▸ Excerpted data
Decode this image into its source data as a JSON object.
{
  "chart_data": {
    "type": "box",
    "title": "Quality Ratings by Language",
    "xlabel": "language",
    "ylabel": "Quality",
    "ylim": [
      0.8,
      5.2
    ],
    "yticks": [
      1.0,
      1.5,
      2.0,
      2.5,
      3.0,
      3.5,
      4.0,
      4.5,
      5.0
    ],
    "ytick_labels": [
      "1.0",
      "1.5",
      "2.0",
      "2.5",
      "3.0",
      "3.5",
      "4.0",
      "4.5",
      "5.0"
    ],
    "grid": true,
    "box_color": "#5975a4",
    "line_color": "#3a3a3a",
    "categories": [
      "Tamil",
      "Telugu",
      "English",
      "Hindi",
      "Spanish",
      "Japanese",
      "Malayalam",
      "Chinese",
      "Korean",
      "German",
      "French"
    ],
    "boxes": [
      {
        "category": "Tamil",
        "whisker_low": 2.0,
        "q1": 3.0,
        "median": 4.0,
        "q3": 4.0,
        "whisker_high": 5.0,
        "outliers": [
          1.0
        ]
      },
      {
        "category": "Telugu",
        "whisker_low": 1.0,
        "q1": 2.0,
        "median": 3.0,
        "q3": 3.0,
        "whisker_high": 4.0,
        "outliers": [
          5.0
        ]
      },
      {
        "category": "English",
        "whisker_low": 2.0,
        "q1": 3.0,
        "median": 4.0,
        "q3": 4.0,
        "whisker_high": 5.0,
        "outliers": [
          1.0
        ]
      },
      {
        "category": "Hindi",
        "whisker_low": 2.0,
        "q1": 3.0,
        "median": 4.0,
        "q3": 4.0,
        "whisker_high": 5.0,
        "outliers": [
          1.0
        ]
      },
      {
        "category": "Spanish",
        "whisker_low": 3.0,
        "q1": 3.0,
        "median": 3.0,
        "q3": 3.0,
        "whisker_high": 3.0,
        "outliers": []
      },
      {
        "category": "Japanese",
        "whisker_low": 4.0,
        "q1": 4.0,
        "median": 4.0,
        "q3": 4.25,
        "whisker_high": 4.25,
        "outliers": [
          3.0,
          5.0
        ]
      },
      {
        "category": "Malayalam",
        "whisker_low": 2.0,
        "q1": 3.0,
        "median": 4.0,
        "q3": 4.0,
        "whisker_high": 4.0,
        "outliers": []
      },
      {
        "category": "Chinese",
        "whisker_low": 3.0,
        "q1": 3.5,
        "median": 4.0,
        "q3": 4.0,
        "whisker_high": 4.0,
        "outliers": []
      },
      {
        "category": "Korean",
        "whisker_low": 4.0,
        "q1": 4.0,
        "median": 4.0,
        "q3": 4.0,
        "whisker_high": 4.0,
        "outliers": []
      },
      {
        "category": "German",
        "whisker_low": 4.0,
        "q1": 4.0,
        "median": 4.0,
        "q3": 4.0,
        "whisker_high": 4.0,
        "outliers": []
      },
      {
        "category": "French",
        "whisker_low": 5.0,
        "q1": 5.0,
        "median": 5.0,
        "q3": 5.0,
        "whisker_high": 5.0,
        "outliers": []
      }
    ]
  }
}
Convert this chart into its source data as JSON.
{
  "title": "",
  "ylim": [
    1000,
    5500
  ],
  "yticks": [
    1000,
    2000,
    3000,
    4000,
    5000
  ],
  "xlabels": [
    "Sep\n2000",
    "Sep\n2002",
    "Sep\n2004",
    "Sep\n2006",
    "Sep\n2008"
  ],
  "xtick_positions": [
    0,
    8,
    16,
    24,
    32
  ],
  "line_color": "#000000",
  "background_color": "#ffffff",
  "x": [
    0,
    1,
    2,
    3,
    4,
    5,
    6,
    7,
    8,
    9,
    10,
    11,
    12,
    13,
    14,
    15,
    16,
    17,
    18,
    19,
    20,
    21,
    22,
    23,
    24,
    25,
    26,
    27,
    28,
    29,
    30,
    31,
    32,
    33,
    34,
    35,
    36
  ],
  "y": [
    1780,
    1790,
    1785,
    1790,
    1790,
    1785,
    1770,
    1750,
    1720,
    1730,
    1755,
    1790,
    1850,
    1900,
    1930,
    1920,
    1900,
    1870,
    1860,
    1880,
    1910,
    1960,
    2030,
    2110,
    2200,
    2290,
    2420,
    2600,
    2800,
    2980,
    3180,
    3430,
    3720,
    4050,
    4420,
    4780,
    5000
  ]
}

▸ Job
Write out every entry verbatim.

▸ Output for this task
Decode this image into its source data as a JSON object.
{
  "chart_data": {
    "type": "box",
    "title": "Quality Ratings by Language",
    "xlabel": "language",
    "ylabel": "Quality",
    "ylim": [
      0.8,
      5.2
    ],
    "yticks": [
      1.0,
      1.5,
      2.0,
      2.5,
      3.0,
      3.5,
      4.0,
      4.5,
      5.0
    ],
    "ytick_labels": [
      "1.0",
      "1.5",
      "2.0",
      "2.5",
      "3.0",
      "3.5",
      "4.0",
      "4.5",
      "5.0"
    ],
    "grid": true,
    "box_color": "#5975a4",
    "line_color": "#3a3a3a",
    "categories": [
      "Tamil",
      "Telugu",
      "English",
      "Hindi",
      "Spanish",
      "Japanese",
      "Malayalam",
      "Chinese",
      "Korean",
      "German",
      "French"
    ],
    "boxes": [
      {
        "category": "Tamil",
        "whisker_low": 2.0,
        "q1": 3.0,
        "median": 4.0,
        "q3": 4.0,
        "whisker_high": 5.0,
        "outliers": [
          1.0
        ]
      },
      {
        "category": "Telugu",
        "whisker_low": 1.0,
        "q1": 2.0,
        "median": 3.0,
        "q3": 3.0,
        "whisker_high": 4.0,
        "outliers": [
          5.0
        ]
      },
      {
        "category": "English",
        "whisker_low": 2.0,
        "q1": 3.0,
        "median": 4.0,
        "q3": 4.0,
        "whisker_high": 5.0,
        "outliers": [
          1.0
        ]
      },
      {
        "category": "Hindi",
        "whisker_low": 2.0,
        "q1": 3.0,
        "median": 4.0,
        "q3": 4.0,
        "whisker_high": 5.0,
        "outliers": [
          1.0
        ]
      },
      {
        "category": "Spanish",
        "whisker_low": 3.0,
        "q1": 3.0,
        "median": 3.0,
        "q3": 3.0,
        "whisker_high": 3.0,
        "outliers": []
      },
      {
        "category": "Japanese",
        "whisker_low": 4.0,
        "q1": 4.0,
        "median": 4.0,
        "q3": 4.25,
        "whisker_high": 4.25,
        "outliers": [
          3.0,
          5.0
        ]
      },
      {
        "category": "Malayalam",
        "whisker_low": 2.0,
        "q1": 3.0,
        "median": 4.0,
        "q3": 4.0,
        "whisker_high": 4.0,
        "outliers": []
      },
      {
        "category": "Chinese",
        "whisker_low": 3.0,
        "q1": 3.5,
        "median": 4.0,
        "q3": 4.0,
        "whisker_high": 4.0,
        "outliers": []
      },
      {
        "category": "Korean",
        "whisker_low": 4.0,
        "q1": 4.0,
        "median": 4.0,
        "q3": 4.0,
        "whisker_high": 4.0,
        "outliers": []
      },
      {
        "category": "German",
        "whisker_low": 4.0,
        "q1": 4.0,
        "median": 4.0,
        "q3": 4.0,
        "whisker_high": 4.0,
        "outliers": []
      },
      {
        "category": "French",
        "whisker_low": 5.0,
        "q1": 5.0,
        "median": 5.0,
        "q3": 5.0,
        "whisker_high": 5.0,
        "outliers": []
      }
    ]
  }
}
Convert this chart into its source data as JSON.
{
  "title": "",
  "ylim": [
    1000,
    5500
  ],
  "yticks": [
    1000,
    2000,
    3000,
    4000,
    5000
  ],
  "xlabels": [
    "Sep\n2000",
    "Sep\n2002",
    "Sep\n2004",
    "Sep\n2006",
    "Sep\n2008"
  ],
  "xtick_positions": [
    0,
    8,
    16,
    24,
    32
  ],
  "line_color": "#000000",
  "background_color": "#ffffff",
  "x": [
    0,
    1,
    2,
    3,
    4,
    5,
    6,
    7,
    8,
    9,
    10,
    11,
    12,
    13,
    14,
    15,
    16,
    17,
    18,
    19,
    20,
    21,
    22,
    23,
    24,
    25,
    26,
    27,
    28,
    29,
    30,
    31,
    32,
    33,
    34,
    35,
    36
  ],
  "y": [
    1780,
    1790,
    1785,
    1790,
    1790,
    1785,
    1770,
    1750,
    1720,
    1730,
    1755,
    1790,
    1850,
    1900,
    1930,
    1920,
    1900,
    1870,
    1860,
    1880,
    1910,
    1960,
    2030,
    2110,
    2200,
    2290,
    2420,
    2600,
    2800,
    2980,
    3180,
    3430,
    3720,
    4050,
    4420,
    4780,
    5000
  ]
}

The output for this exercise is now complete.